▶ [WHAT IS REQUIRED]:
Repeat every record exactly, but keep images out of the copy.

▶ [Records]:

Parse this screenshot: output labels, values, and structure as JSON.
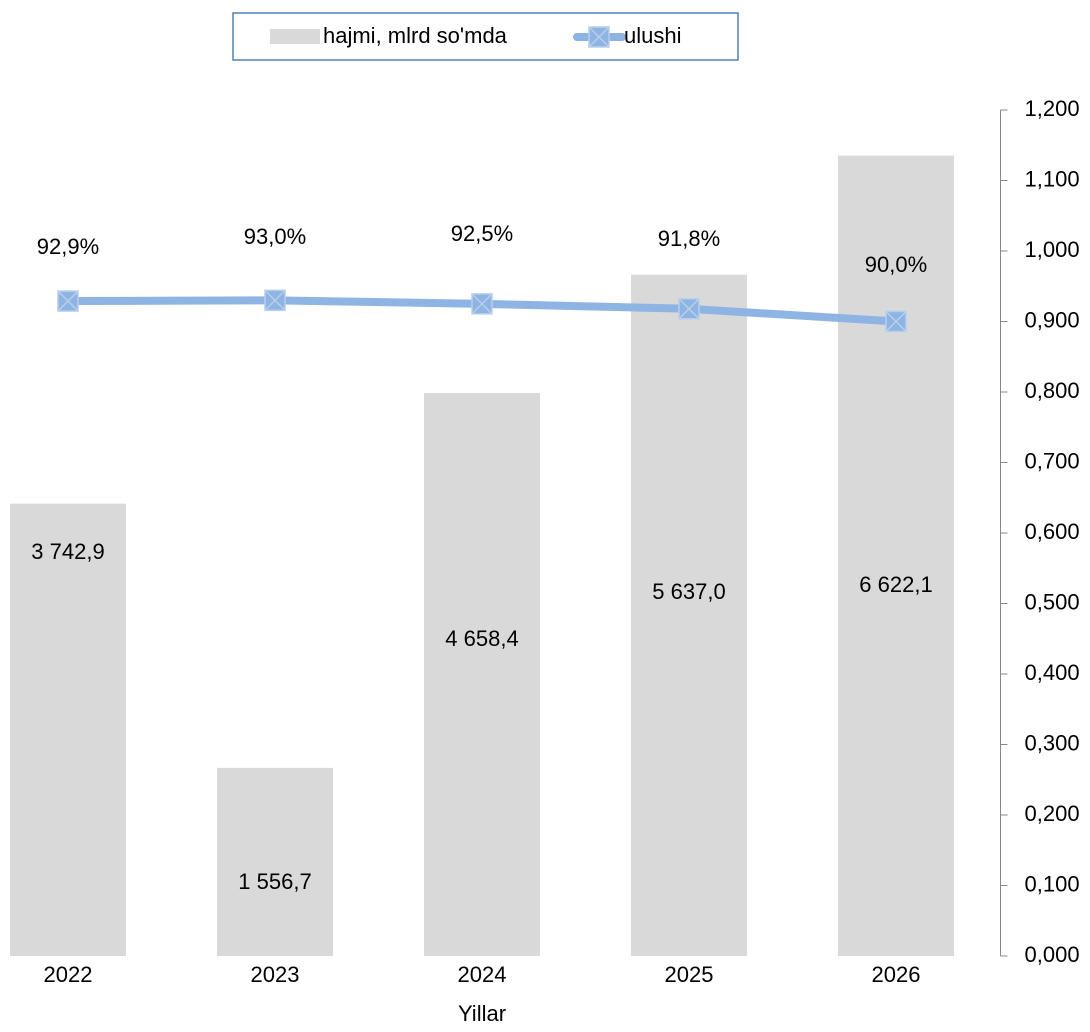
{
  "chart_data": {
    "type": "bar",
    "x_label": "Yillar",
    "categories": [
      "2022",
      "2023",
      "2024",
      "2025",
      "2026"
    ],
    "series": [
      {
        "name": "hajmi, mlrd so'mda",
        "type": "bar",
        "color": "#d9d9d9",
        "values": [
          3742.9,
          1556.7,
          4658.4,
          5637.0,
          6622.1
        ],
        "value_labels": [
          "3 742,9",
          "1 556,7",
          "4 658,4",
          "5 637,0",
          "6 622,1"
        ]
      },
      {
        "name": "ulushi",
        "type": "line",
        "axis": "y2",
        "color": "#8db4e2",
        "values": [
          0.929,
          0.93,
          0.925,
          0.918,
          0.9
        ],
        "value_labels": [
          "92,9%",
          "93,0%",
          "92,5%",
          "91,8%",
          "90,0%"
        ]
      }
    ],
    "ylim": [
      0,
      7000
    ],
    "y2lim": [
      0,
      1.2
    ],
    "y2ticks": [
      {
        "value": 0,
        "label": "0,000"
      },
      {
        "value": 0.1,
        "label": "0,100"
      },
      {
        "value": 0.2,
        "label": "0,200"
      },
      {
        "value": 0.3,
        "label": "0,300"
      },
      {
        "value": 0.4,
        "label": "0,400"
      },
      {
        "value": 0.5,
        "label": "0,500"
      },
      {
        "value": 0.6,
        "label": "0,600"
      },
      {
        "value": 0.7,
        "label": "0,700"
      },
      {
        "value": 0.8,
        "label": "0,800"
      },
      {
        "value": 0.9,
        "label": "0,900"
      },
      {
        "value": 1.0,
        "label": "1,000"
      },
      {
        "value": 1.1,
        "label": "1,100"
      },
      {
        "value": 1.2,
        "label": "1,200"
      }
    ],
    "legend": "top"
  }
}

▶ [ANSWER FOR THIS EXERCISE]:
Parse this screenshot: output labels, values, and structure as JSON.
{
  "chart_data": {
    "type": "bar",
    "x_label": "Yillar",
    "categories": [
      "2022",
      "2023",
      "2024",
      "2025",
      "2026"
    ],
    "series": [
      {
        "name": "hajmi, mlrd so'mda",
        "type": "bar",
        "color": "#d9d9d9",
        "values": [
          3742.9,
          1556.7,
          4658.4,
          5637.0,
          6622.1
        ],
        "value_labels": [
          "3 742,9",
          "1 556,7",
          "4 658,4",
          "5 637,0",
          "6 622,1"
        ]
      },
      {
        "name": "ulushi",
        "type": "line",
        "axis": "y2",
        "color": "#8db4e2",
        "values": [
          0.929,
          0.93,
          0.925,
          0.918,
          0.9
        ],
        "value_labels": [
          "92,9%",
          "93,0%",
          "92,5%",
          "91,8%",
          "90,0%"
        ]
      }
    ],
    "ylim": [
      0,
      7000
    ],
    "y2lim": [
      0,
      1.2
    ],
    "y2ticks": [
      {
        "value": 0,
        "label": "0,000"
      },
      {
        "value": 0.1,
        "label": "0,100"
      },
      {
        "value": 0.2,
        "label": "0,200"
      },
      {
        "value": 0.3,
        "label": "0,300"
      },
      {
        "value": 0.4,
        "label": "0,400"
      },
      {
        "value": 0.5,
        "label": "0,500"
      },
      {
        "value": 0.6,
        "label": "0,600"
      },
      {
        "value": 0.7,
        "label": "0,700"
      },
      {
        "value": 0.8,
        "label": "0,800"
      },
      {
        "value": 0.9,
        "label": "0,900"
      },
      {
        "value": 1.0,
        "label": "1,000"
      },
      {
        "value": 1.1,
        "label": "1,100"
      },
      {
        "value": 1.2,
        "label": "1,200"
      }
    ],
    "legend": "top"
  }
}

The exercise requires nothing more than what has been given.